**YOUR INSTRUCTIONS**
Reproduce the entire listing word for word.

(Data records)
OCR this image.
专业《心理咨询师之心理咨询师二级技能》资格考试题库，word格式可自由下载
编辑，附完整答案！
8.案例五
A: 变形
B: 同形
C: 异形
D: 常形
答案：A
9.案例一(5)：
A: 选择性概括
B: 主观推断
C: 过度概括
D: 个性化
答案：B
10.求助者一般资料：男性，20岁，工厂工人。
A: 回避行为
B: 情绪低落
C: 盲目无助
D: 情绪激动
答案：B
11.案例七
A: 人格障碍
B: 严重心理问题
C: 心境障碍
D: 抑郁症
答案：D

**THE ANSWER**
OCR this image.
专业《心理咨询师之心理咨询师二级技能》资格考试题库，word格式可自由下载
编辑，附完整答案！
8.案例五
A: 变形
B: 同形
C: 异形
D: 常形
答案：A
9.案例一(5)：
A: 选择性概括
B: 主观推断
C: 过度概括
D: 个性化
答案：B
10.求助者一般资料：男性，20岁，工厂工人。
A: 回避行为
B: 情绪低落
C: 盲目无助
D: 情绪激动
答案：B
11.案例七
A: 人格障碍
B: 严重心理问题
C: 心境障碍
D: 抑郁症
答案：D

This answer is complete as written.